** Start of Entries shown **

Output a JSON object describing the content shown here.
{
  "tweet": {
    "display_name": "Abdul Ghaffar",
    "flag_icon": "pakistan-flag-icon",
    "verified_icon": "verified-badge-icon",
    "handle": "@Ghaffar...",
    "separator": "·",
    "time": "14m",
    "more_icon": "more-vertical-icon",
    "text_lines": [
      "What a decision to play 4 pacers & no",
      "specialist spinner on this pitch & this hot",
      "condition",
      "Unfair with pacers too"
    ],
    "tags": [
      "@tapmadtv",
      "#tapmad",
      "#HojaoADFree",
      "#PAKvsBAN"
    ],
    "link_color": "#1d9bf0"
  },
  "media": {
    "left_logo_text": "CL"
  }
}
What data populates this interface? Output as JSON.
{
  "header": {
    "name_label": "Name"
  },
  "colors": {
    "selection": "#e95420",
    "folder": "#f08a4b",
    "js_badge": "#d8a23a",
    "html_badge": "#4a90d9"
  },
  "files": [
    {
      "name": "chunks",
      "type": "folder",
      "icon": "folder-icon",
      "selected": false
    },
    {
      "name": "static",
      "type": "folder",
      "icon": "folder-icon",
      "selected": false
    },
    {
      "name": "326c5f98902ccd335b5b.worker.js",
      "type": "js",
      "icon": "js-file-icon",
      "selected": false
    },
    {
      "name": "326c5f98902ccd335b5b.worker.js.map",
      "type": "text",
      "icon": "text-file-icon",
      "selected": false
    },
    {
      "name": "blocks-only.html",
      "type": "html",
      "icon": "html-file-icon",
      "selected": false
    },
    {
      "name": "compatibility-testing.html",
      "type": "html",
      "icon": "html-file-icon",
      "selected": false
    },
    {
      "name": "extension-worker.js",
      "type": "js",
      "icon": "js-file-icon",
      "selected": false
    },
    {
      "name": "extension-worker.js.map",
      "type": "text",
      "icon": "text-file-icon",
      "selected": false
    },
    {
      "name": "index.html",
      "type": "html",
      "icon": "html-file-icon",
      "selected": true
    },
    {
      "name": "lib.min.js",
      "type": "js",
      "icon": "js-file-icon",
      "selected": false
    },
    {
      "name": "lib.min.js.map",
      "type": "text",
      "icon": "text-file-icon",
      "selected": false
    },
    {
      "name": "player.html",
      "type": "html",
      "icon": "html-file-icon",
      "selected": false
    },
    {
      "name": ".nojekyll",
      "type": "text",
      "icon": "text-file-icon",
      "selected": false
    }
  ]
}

** End of Entries shown **

What is asked:
Write out the listing once more, matching it exactly.

Worked answer:
Output a JSON object describing the content shown here.
{
  "tweet": {
    "display_name": "Abdul Ghaffar",
    "flag_icon": "pakistan-flag-icon",
    "verified_icon": "verified-badge-icon",
    "handle": "@Ghaffar...",
    "separator": "·",
    "time": "14m",
    "more_icon": "more-vertical-icon",
    "text_lines": [
      "What a decision to play 4 pacers & no",
      "specialist spinner on this pitch & this hot",
      "condition",
      "Unfair with pacers too"
    ],
    "tags": [
      "@tapmadtv",
      "#tapmad",
      "#HojaoADFree",
      "#PAKvsBAN"
    ],
    "link_color": "#1d9bf0"
  },
  "media": {
    "left_logo_text": "CL"
  }
}
What data populates this interface? Output as JSON.
{
  "header": {
    "name_label": "Name"
  },
  "colors": {
    "selection": "#e95420",
    "folder": "#f08a4b",
    "js_badge": "#d8a23a",
    "html_badge": "#4a90d9"
  },
  "files": [
    {
      "name": "chunks",
      "type": "folder",
      "icon": "folder-icon",
      "selected": false
    },
    {
      "name": "static",
      "type": "folder",
      "icon": "folder-icon",
      "selected": false
    },
    {
      "name": "326c5f98902ccd335b5b.worker.js",
      "type": "js",
      "icon": "js-file-icon",
      "selected": false
    },
    {
      "name": "326c5f98902ccd335b5b.worker.js.map",
      "type": "text",
      "icon": "text-file-icon",
      "selected": false
    },
    {
      "name": "blocks-only.html",
      "type": "html",
      "icon": "html-file-icon",
      "selected": false
    },
    {
      "name": "compatibility-testing.html",
      "type": "html",
      "icon": "html-file-icon",
      "selected": false
    },
    {
      "name": "extension-worker.js",
      "type": "js",
      "icon": "js-file-icon",
      "selected": false
    },
    {
      "name": "extension-worker.js.map",
      "type": "text",
      "icon": "text-file-icon",
      "selected": false
    },
    {
      "name": "index.html",
      "type": "html",
      "icon": "html-file-icon",
      "selected": true
    },
    {
      "name": "lib.min.js",
      "type": "js",
      "icon": "js-file-icon",
      "selected": false
    },
    {
      "name": "lib.min.js.map",
      "type": "text",
      "icon": "text-file-icon",
      "selected": false
    },
    {
      "name": "player.html",
      "type": "html",
      "icon": "html-file-icon",
      "selected": false
    },
    {
      "name": ".nojekyll",
      "type": "text",
      "icon": "text-file-icon",
      "selected": false
    }
  ]
}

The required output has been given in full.